> [Directions for this task]:
Transcribe all of the data exactly. Omit the pictures.

> [Material to process]:
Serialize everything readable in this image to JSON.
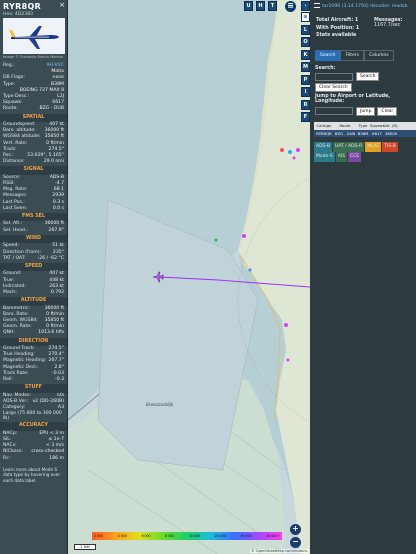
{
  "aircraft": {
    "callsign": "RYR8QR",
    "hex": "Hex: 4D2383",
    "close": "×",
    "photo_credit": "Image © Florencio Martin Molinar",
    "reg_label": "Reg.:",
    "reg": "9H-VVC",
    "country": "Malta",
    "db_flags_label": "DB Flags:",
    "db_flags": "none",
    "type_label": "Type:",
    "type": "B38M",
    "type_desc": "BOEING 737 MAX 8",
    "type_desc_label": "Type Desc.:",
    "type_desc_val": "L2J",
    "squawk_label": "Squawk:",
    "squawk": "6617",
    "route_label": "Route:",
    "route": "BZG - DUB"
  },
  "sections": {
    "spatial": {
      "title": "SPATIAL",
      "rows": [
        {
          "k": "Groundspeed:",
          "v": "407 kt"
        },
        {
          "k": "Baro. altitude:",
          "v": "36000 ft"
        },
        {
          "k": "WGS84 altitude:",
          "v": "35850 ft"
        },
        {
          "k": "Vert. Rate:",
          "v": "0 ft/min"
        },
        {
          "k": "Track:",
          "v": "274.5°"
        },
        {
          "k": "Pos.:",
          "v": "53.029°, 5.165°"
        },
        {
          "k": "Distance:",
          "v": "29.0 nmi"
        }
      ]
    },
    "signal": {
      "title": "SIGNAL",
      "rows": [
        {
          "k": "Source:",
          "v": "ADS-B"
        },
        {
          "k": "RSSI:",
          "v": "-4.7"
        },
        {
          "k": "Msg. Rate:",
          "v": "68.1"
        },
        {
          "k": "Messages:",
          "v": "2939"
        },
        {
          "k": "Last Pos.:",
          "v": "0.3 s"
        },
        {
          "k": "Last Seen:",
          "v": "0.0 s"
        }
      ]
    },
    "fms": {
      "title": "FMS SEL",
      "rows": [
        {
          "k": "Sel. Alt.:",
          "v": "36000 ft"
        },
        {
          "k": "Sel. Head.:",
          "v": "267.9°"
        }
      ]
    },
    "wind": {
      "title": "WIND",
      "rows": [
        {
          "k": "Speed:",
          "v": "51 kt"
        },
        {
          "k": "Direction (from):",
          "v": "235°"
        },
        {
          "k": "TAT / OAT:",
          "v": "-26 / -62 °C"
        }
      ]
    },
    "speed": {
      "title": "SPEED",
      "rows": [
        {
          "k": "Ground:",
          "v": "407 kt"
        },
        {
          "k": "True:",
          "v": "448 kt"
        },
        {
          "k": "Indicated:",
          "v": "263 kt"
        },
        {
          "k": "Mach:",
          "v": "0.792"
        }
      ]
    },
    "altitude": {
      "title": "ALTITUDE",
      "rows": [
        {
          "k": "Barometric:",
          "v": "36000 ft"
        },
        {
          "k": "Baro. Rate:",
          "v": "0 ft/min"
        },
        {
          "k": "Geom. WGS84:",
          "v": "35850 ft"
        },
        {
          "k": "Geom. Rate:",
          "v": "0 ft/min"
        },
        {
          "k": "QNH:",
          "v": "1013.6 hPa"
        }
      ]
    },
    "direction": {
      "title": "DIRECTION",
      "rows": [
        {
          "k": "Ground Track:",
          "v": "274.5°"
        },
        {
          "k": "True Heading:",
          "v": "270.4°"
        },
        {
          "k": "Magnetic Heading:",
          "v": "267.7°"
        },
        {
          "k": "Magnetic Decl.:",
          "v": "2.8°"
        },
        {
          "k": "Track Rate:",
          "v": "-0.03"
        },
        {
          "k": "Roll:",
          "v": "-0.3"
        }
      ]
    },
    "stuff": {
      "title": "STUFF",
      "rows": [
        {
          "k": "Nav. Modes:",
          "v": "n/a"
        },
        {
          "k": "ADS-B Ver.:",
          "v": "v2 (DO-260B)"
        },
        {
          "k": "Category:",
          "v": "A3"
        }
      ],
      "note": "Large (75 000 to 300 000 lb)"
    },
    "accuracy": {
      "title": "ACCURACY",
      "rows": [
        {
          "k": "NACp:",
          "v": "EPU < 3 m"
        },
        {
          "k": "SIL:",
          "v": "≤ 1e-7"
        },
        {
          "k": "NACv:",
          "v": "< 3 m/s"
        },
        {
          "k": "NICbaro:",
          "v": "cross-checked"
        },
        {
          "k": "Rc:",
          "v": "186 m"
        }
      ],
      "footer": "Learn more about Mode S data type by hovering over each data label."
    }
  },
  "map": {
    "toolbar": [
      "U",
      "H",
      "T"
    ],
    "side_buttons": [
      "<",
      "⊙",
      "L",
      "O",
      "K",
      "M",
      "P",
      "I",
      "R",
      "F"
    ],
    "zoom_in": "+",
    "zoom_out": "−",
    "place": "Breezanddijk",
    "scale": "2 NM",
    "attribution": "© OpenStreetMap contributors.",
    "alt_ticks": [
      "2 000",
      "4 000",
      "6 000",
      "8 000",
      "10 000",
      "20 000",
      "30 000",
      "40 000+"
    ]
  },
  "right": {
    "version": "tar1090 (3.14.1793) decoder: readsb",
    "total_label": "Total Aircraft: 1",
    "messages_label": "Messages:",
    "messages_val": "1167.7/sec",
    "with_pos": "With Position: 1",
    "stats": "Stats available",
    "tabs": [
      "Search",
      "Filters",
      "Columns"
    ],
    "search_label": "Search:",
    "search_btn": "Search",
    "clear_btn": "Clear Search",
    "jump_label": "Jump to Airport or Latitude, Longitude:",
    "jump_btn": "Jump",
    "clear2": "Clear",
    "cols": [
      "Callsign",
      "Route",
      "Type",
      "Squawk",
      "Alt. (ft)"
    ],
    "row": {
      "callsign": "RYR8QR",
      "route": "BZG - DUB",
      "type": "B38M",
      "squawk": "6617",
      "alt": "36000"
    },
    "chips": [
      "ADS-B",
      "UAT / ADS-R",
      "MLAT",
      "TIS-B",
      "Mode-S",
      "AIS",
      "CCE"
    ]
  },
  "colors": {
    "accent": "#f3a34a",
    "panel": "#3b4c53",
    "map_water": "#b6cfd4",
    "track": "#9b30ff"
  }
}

> [Expected answer]:
Serialize everything readable in this image to JSON.
{
  "aircraft": {
    "callsign": "RYR8QR",
    "hex": "Hex: 4D2383",
    "close": "×",
    "photo_credit": "Image © Florencio Martin Molinar",
    "reg_label": "Reg.:",
    "reg": "9H-VVC",
    "country": "Malta",
    "db_flags_label": "DB Flags:",
    "db_flags": "none",
    "type_label": "Type:",
    "type": "B38M",
    "type_desc": "BOEING 737 MAX 8",
    "type_desc_label": "Type Desc.:",
    "type_desc_val": "L2J",
    "squawk_label": "Squawk:",
    "squawk": "6617",
    "route_label": "Route:",
    "route": "BZG - DUB"
  },
  "sections": {
    "spatial": {
      "title": "SPATIAL",
      "rows": [
        {
          "k": "Groundspeed:",
          "v": "407 kt"
        },
        {
          "k": "Baro. altitude:",
          "v": "36000 ft"
        },
        {
          "k": "WGS84 altitude:",
          "v": "35850 ft"
        },
        {
          "k": "Vert. Rate:",
          "v": "0 ft/min"
        },
        {
          "k": "Track:",
          "v": "274.5°"
        },
        {
          "k": "Pos.:",
          "v": "53.029°, 5.165°"
        },
        {
          "k": "Distance:",
          "v": "29.0 nmi"
        }
      ]
    },
    "signal": {
      "title": "SIGNAL",
      "rows": [
        {
          "k": "Source:",
          "v": "ADS-B"
        },
        {
          "k": "RSSI:",
          "v": "-4.7"
        },
        {
          "k": "Msg. Rate:",
          "v": "68.1"
        },
        {
          "k": "Messages:",
          "v": "2939"
        },
        {
          "k": "Last Pos.:",
          "v": "0.3 s"
        },
        {
          "k": "Last Seen:",
          "v": "0.0 s"
        }
      ]
    },
    "fms": {
      "title": "FMS SEL",
      "rows": [
        {
          "k": "Sel. Alt.:",
          "v": "36000 ft"
        },
        {
          "k": "Sel. Head.:",
          "v": "267.9°"
        }
      ]
    },
    "wind": {
      "title": "WIND",
      "rows": [
        {
          "k": "Speed:",
          "v": "51 kt"
        },
        {
          "k": "Direction (from):",
          "v": "235°"
        },
        {
          "k": "TAT / OAT:",
          "v": "-26 / -62 °C"
        }
      ]
    },
    "speed": {
      "title": "SPEED",
      "rows": [
        {
          "k": "Ground:",
          "v": "407 kt"
        },
        {
          "k": "True:",
          "v": "448 kt"
        },
        {
          "k": "Indicated:",
          "v": "263 kt"
        },
        {
          "k": "Mach:",
          "v": "0.792"
        }
      ]
    },
    "altitude": {
      "title": "ALTITUDE",
      "rows": [
        {
          "k": "Barometric:",
          "v": "36000 ft"
        },
        {
          "k": "Baro. Rate:",
          "v": "0 ft/min"
        },
        {
          "k": "Geom. WGS84:",
          "v": "35850 ft"
        },
        {
          "k": "Geom. Rate:",
          "v": "0 ft/min"
        },
        {
          "k": "QNH:",
          "v": "1013.6 hPa"
        }
      ]
    },
    "direction": {
      "title": "DIRECTION",
      "rows": [
        {
          "k": "Ground Track:",
          "v": "274.5°"
        },
        {
          "k": "True Heading:",
          "v": "270.4°"
        },
        {
          "k": "Magnetic Heading:",
          "v": "267.7°"
        },
        {
          "k": "Magnetic Decl.:",
          "v": "2.8°"
        },
        {
          "k": "Track Rate:",
          "v": "-0.03"
        },
        {
          "k": "Roll:",
          "v": "-0.3"
        }
      ]
    },
    "stuff": {
      "title": "STUFF",
      "rows": [
        {
          "k": "Nav. Modes:",
          "v": "n/a"
        },
        {
          "k": "ADS-B Ver.:",
          "v": "v2 (DO-260B)"
        },
        {
          "k": "Category:",
          "v": "A3"
        }
      ],
      "note": "Large (75 000 to 300 000 lb)"
    },
    "accuracy": {
      "title": "ACCURACY",
      "rows": [
        {
          "k": "NACp:",
          "v": "EPU < 3 m"
        },
        {
          "k": "SIL:",
          "v": "≤ 1e-7"
        },
        {
          "k": "NACv:",
          "v": "< 3 m/s"
        },
        {
          "k": "NICbaro:",
          "v": "cross-checked"
        },
        {
          "k": "Rc:",
          "v": "186 m"
        }
      ],
      "footer": "Learn more about Mode S data type by hovering over each data label."
    }
  },
  "map": {
    "toolbar": [
      "U",
      "H",
      "T"
    ],
    "side_buttons": [
      "<",
      "⊙",
      "L",
      "O",
      "K",
      "M",
      "P",
      "I",
      "R",
      "F"
    ],
    "zoom_in": "+",
    "zoom_out": "−",
    "place": "Breezanddijk",
    "scale": "2 NM",
    "attribution": "© OpenStreetMap contributors.",
    "alt_ticks": [
      "2 000",
      "4 000",
      "6 000",
      "8 000",
      "10 000",
      "20 000",
      "30 000",
      "40 000+"
    ]
  },
  "right": {
    "version": "tar1090 (3.14.1793) decoder: readsb",
    "total_label": "Total Aircraft: 1",
    "messages_label": "Messages:",
    "messages_val": "1167.7/sec",
    "with_pos": "With Position: 1",
    "stats": "Stats available",
    "tabs": [
      "Search",
      "Filters",
      "Columns"
    ],
    "search_label": "Search:",
    "search_btn": "Search",
    "clear_btn": "Clear Search",
    "jump_label": "Jump to Airport or Latitude, Longitude:",
    "jump_btn": "Jump",
    "clear2": "Clear",
    "cols": [
      "Callsign",
      "Route",
      "Type",
      "Squawk",
      "Alt. (ft)"
    ],
    "row": {
      "callsign": "RYR8QR",
      "route": "BZG - DUB",
      "type": "B38M",
      "squawk": "6617",
      "alt": "36000"
    },
    "chips": [
      "ADS-B",
      "UAT / ADS-R",
      "MLAT",
      "TIS-B",
      "Mode-S",
      "AIS",
      "CCE"
    ]
  },
  "colors": {
    "accent": "#f3a34a",
    "panel": "#3b4c53",
    "map_water": "#b6cfd4",
    "track": "#9b30ff"
  }
}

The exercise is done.